[Saved data entries]
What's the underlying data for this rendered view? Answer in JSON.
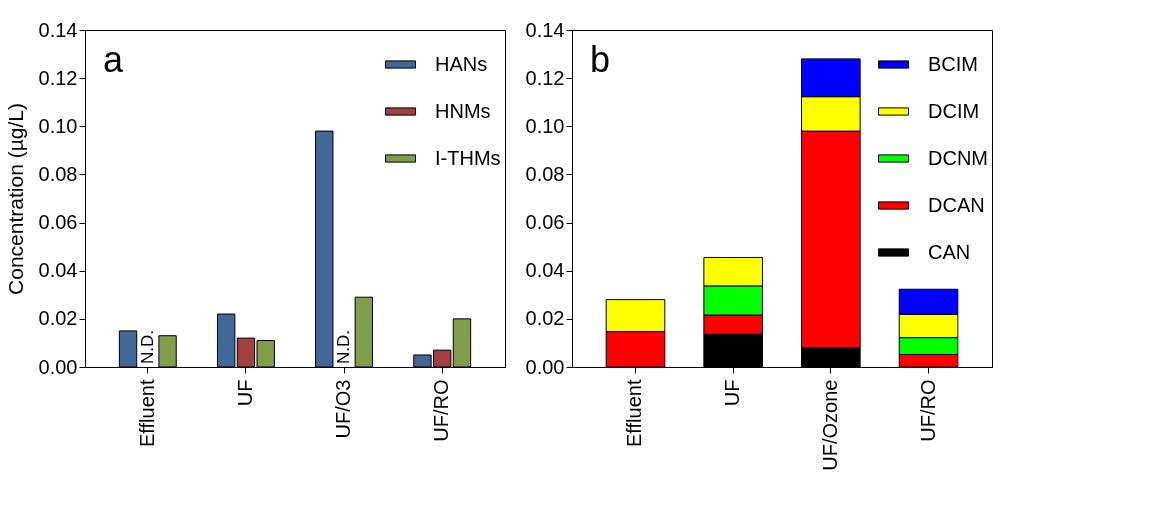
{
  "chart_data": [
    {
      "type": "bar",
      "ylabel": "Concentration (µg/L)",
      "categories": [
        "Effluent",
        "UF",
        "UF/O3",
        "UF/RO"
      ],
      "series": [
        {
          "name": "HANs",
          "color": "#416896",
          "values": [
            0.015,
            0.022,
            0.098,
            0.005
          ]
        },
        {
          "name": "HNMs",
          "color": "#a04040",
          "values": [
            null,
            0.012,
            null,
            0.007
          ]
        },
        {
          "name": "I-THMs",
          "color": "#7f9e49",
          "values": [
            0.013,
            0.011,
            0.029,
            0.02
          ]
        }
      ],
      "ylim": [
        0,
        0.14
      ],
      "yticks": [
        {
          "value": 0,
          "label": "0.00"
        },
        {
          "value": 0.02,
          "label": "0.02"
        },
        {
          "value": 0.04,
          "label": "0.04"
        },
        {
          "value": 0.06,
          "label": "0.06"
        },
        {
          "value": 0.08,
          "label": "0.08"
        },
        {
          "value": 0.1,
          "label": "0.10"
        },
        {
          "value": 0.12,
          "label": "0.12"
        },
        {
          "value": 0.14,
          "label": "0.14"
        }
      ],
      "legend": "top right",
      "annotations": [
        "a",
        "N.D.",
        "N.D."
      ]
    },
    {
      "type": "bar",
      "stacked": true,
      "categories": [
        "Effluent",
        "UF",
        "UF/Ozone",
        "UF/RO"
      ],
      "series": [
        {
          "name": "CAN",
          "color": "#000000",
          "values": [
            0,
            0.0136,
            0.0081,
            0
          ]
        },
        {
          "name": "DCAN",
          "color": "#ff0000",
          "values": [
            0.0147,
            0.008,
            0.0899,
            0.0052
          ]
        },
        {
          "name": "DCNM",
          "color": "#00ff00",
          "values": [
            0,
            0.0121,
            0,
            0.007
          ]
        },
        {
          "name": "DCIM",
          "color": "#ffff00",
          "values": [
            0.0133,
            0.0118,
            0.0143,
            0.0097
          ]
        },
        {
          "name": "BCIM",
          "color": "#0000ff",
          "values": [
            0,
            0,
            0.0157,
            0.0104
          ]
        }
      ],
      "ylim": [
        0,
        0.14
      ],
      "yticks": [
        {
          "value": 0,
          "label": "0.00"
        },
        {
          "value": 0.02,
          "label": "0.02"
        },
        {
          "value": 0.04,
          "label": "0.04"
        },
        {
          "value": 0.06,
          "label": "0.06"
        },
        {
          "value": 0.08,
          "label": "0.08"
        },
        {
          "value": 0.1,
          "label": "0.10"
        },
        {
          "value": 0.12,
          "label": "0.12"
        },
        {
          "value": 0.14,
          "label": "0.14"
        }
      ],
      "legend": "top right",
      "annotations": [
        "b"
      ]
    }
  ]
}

--- WHAT IS EXPECTED ---
Quote every record above exactly, leaving out any pictures.

--- THE OUTPUT ---
What's the underlying data for this rendered view? Answer in JSON.
{
  "chart_data": [
    {
      "type": "bar",
      "ylabel": "Concentration (µg/L)",
      "categories": [
        "Effluent",
        "UF",
        "UF/O3",
        "UF/RO"
      ],
      "series": [
        {
          "name": "HANs",
          "color": "#416896",
          "values": [
            0.015,
            0.022,
            0.098,
            0.005
          ]
        },
        {
          "name": "HNMs",
          "color": "#a04040",
          "values": [
            null,
            0.012,
            null,
            0.007
          ]
        },
        {
          "name": "I-THMs",
          "color": "#7f9e49",
          "values": [
            0.013,
            0.011,
            0.029,
            0.02
          ]
        }
      ],
      "ylim": [
        0,
        0.14
      ],
      "yticks": [
        {
          "value": 0,
          "label": "0.00"
        },
        {
          "value": 0.02,
          "label": "0.02"
        },
        {
          "value": 0.04,
          "label": "0.04"
        },
        {
          "value": 0.06,
          "label": "0.06"
        },
        {
          "value": 0.08,
          "label": "0.08"
        },
        {
          "value": 0.1,
          "label": "0.10"
        },
        {
          "value": 0.12,
          "label": "0.12"
        },
        {
          "value": 0.14,
          "label": "0.14"
        }
      ],
      "legend": "top right",
      "annotations": [
        "a",
        "N.D.",
        "N.D."
      ]
    },
    {
      "type": "bar",
      "stacked": true,
      "categories": [
        "Effluent",
        "UF",
        "UF/Ozone",
        "UF/RO"
      ],
      "series": [
        {
          "name": "CAN",
          "color": "#000000",
          "values": [
            0,
            0.0136,
            0.0081,
            0
          ]
        },
        {
          "name": "DCAN",
          "color": "#ff0000",
          "values": [
            0.0147,
            0.008,
            0.0899,
            0.0052
          ]
        },
        {
          "name": "DCNM",
          "color": "#00ff00",
          "values": [
            0,
            0.0121,
            0,
            0.007
          ]
        },
        {
          "name": "DCIM",
          "color": "#ffff00",
          "values": [
            0.0133,
            0.0118,
            0.0143,
            0.0097
          ]
        },
        {
          "name": "BCIM",
          "color": "#0000ff",
          "values": [
            0,
            0,
            0.0157,
            0.0104
          ]
        }
      ],
      "ylim": [
        0,
        0.14
      ],
      "yticks": [
        {
          "value": 0,
          "label": "0.00"
        },
        {
          "value": 0.02,
          "label": "0.02"
        },
        {
          "value": 0.04,
          "label": "0.04"
        },
        {
          "value": 0.06,
          "label": "0.06"
        },
        {
          "value": 0.08,
          "label": "0.08"
        },
        {
          "value": 0.1,
          "label": "0.10"
        },
        {
          "value": 0.12,
          "label": "0.12"
        },
        {
          "value": 0.14,
          "label": "0.14"
        }
      ],
      "legend": "top right",
      "annotations": [
        "b"
      ]
    }
  ]
}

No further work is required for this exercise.